**EXERCISE DETAILS**
Repeat all the material exactly; pictures stay out of your copy.

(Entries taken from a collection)
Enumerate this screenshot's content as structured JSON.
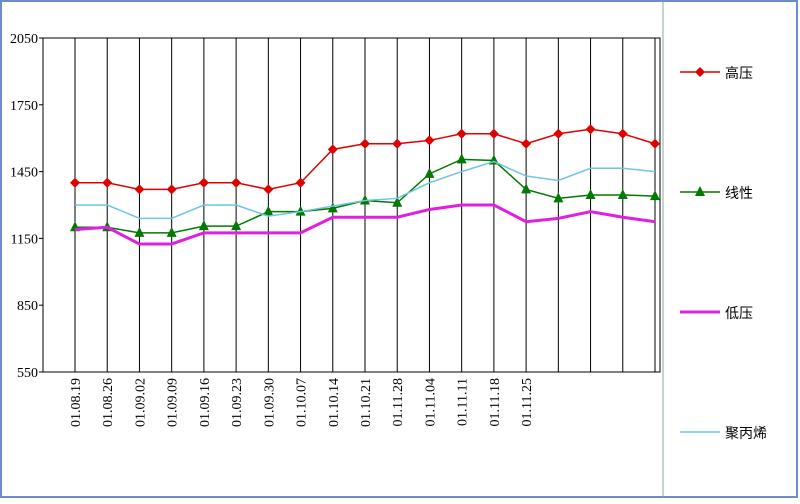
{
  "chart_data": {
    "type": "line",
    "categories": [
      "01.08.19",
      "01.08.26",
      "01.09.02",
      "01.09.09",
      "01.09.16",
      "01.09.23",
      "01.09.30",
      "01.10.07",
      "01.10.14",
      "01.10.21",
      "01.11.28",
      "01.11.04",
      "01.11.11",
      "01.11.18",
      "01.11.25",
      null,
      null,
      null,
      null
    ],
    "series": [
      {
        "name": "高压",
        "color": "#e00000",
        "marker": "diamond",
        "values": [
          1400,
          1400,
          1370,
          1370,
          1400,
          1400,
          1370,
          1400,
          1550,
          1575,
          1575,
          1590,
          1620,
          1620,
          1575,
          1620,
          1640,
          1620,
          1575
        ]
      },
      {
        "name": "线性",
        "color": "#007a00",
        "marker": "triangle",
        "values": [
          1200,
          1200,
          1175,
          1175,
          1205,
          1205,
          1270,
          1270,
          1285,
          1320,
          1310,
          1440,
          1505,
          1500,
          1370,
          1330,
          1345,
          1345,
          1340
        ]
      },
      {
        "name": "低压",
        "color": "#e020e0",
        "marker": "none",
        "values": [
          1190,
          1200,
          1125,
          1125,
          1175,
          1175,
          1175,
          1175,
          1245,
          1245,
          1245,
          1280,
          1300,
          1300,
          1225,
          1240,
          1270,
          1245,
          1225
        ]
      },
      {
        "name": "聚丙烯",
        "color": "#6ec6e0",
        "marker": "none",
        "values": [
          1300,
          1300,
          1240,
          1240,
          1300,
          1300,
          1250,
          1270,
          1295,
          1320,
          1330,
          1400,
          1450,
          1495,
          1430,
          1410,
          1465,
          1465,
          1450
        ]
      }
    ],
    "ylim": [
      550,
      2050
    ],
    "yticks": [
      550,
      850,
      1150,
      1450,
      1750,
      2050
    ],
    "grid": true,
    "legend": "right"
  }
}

**SOLUTION**
Enumerate this screenshot's content as structured JSON.
{
  "chart_data": {
    "type": "line",
    "categories": [
      "01.08.19",
      "01.08.26",
      "01.09.02",
      "01.09.09",
      "01.09.16",
      "01.09.23",
      "01.09.30",
      "01.10.07",
      "01.10.14",
      "01.10.21",
      "01.11.28",
      "01.11.04",
      "01.11.11",
      "01.11.18",
      "01.11.25",
      null,
      null,
      null,
      null
    ],
    "series": [
      {
        "name": "高压",
        "color": "#e00000",
        "marker": "diamond",
        "values": [
          1400,
          1400,
          1370,
          1370,
          1400,
          1400,
          1370,
          1400,
          1550,
          1575,
          1575,
          1590,
          1620,
          1620,
          1575,
          1620,
          1640,
          1620,
          1575
        ]
      },
      {
        "name": "线性",
        "color": "#007a00",
        "marker": "triangle",
        "values": [
          1200,
          1200,
          1175,
          1175,
          1205,
          1205,
          1270,
          1270,
          1285,
          1320,
          1310,
          1440,
          1505,
          1500,
          1370,
          1330,
          1345,
          1345,
          1340
        ]
      },
      {
        "name": "低压",
        "color": "#e020e0",
        "marker": "none",
        "values": [
          1190,
          1200,
          1125,
          1125,
          1175,
          1175,
          1175,
          1175,
          1245,
          1245,
          1245,
          1280,
          1300,
          1300,
          1225,
          1240,
          1270,
          1245,
          1225
        ]
      },
      {
        "name": "聚丙烯",
        "color": "#6ec6e0",
        "marker": "none",
        "values": [
          1300,
          1300,
          1240,
          1240,
          1300,
          1300,
          1250,
          1270,
          1295,
          1320,
          1330,
          1400,
          1450,
          1495,
          1430,
          1410,
          1465,
          1465,
          1450
        ]
      }
    ],
    "ylim": [
      550,
      2050
    ],
    "yticks": [
      550,
      850,
      1150,
      1450,
      1750,
      2050
    ],
    "grid": true,
    "legend": "right"
  }
}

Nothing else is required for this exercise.